(Text for analysis begins)

Are 'Superfoods' Over? | Civil Eats

Are ‘Superfoods’ Over?

A closer look at a wildly popular, totally unregulated food label.

Over the past decade, blueberries have become big business in the U.S. In 1998, the Oregon blueberry harvest was 17 million pounds. By 2013, blueberry production had catapulted to 90 million pounds, on track to reach 150 million over the next five years. Blueberries are certainly  delicious and nutritious, but how much of the Pacific Northwest’s $94-billion-a-year industry can be attributed to the humble fruit’s makeover—by dieticians, cookbook authors, and celebrity doctors—into a superfood?

Dozens of diet books with “superfood” in the title have been published over the last decade. Some so-called superfoods are common: Beans, apples, tea, broccoli. There are also the imported “miracle” berries and roots: açaí, goji, maca. More recently, dragonfruit, breadfruit, and mangosteen were declared nutritional miracle foods. The label often leads to a sales bump; in 2011, the top-selling superfruits brought in more than $205 million. That’s a lot of money spent on nutrient-rich foods that flaunt a label with no official definition.

Are some fruits and vegetable really far superior to the rest? The answer depends on who you ask. Marion Nestle, the author of What to Eat and a professor of nutrition at New York University, told the Washington Post that she doesn’t believe in superfoods. On her blog, Nestle denounced the MonaVie brand that was selling acai juice for $40 a bottle in 2009. “The bottom line: all juices have antioxidants and most are a lot cheaper than MonaVie,” wrote Nestle.

(Text for analysis ends)
(Recorded information begins)

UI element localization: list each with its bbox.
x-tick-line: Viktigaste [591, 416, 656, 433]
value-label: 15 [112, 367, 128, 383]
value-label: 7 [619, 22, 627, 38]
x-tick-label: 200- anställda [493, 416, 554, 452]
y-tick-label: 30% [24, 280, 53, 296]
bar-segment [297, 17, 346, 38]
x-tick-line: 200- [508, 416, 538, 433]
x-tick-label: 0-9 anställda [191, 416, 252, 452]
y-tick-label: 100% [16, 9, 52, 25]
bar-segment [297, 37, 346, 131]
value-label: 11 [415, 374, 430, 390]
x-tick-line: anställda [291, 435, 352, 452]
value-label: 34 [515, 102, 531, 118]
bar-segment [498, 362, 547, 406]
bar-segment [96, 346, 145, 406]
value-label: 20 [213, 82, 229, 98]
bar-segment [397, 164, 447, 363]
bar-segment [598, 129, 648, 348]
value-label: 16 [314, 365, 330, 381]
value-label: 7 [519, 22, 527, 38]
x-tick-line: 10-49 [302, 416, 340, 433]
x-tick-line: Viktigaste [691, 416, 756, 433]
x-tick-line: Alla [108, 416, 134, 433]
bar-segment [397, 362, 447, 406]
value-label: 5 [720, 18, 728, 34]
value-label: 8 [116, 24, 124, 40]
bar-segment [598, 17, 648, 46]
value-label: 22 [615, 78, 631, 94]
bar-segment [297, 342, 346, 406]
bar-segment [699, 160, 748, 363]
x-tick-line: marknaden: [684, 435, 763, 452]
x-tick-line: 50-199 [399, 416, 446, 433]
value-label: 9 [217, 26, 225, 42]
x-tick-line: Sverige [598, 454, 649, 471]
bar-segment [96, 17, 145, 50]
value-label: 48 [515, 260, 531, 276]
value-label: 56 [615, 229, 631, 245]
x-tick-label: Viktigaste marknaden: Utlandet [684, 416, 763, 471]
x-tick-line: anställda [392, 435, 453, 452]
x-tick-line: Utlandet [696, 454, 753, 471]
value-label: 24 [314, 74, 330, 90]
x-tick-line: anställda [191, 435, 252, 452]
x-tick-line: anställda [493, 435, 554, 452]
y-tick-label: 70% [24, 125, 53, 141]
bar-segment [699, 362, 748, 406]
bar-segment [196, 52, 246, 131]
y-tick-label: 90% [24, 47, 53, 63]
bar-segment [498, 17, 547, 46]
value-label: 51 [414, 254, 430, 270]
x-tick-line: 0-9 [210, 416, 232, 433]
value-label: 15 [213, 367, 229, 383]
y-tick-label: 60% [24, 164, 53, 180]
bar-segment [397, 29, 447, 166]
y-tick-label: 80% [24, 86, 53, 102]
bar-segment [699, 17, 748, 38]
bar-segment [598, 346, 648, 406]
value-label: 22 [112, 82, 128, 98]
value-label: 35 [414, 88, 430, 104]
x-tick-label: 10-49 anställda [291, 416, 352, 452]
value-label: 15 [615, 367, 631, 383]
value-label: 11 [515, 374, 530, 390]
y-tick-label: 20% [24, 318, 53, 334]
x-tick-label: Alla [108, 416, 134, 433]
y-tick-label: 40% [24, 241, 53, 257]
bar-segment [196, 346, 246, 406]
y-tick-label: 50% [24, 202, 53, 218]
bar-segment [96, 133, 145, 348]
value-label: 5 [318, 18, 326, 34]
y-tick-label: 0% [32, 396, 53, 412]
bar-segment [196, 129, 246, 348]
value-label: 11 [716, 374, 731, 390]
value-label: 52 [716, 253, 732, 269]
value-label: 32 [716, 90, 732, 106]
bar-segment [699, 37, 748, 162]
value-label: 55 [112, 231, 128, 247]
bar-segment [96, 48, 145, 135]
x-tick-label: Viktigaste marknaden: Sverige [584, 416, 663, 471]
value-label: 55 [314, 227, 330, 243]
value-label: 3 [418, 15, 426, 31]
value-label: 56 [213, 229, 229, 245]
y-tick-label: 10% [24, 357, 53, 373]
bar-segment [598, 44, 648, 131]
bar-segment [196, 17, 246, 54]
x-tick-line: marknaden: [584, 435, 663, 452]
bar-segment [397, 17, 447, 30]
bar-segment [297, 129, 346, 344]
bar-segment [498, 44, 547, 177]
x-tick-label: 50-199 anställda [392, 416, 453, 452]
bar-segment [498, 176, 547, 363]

(Recorded information ends)

Apply what you read:
1: For each statement below, say whether it agrees with the superfoods article. Answer yes or no, and quote the words of the article that settle it.
(a) The Oregon blueberry harvest in 1998 was 17 million pounds.
(b) "Superfood" is a label with an official definition.
(c) In 2009, MonaVie was selling acai juice for $20 a bottle.
2: Continue the article on superfoods, starting after its final sentence.

Activity answers:
1:
(a) Yes: "In 1998, the Oregon blueberry harvest was 17 million pounds."
(b) No: "a label with no official definition."
(c) No: "the MonaVie brand that was selling acai juice for $40 a bottle in 2009."

2:
Registered dietician Andy Bellatti agrees that the superfoods label is all about marketing.

“The field of nutrition is primed for these gimmicks because manufacturers know there are a lot of people looking for silver bullets,” says Bellatti. “The term ‘superfood’ as we know it today is silly because it is basically code for ‘grown 15,000 miles away in a remote mountain range and sold at a premium.’ As far as I am concerned, all whole, minimally processed, plant-based foods are superfoods. Are goji berries healthy? Sure. So is an orange.”

The origin of the superfoods label is as murky as the scientific evidence for their nutritional superiority. The label’s first use has most often been attributed to Michael Van Straten, an alternative medicine practitioner and author of Superfoods, an out-of-print cookbook from 1990. Others point to SuperFoods Rx: Fourteen Foods That Will Change Your Life, a 2003 best-selling book by Dr. Steven Pratt.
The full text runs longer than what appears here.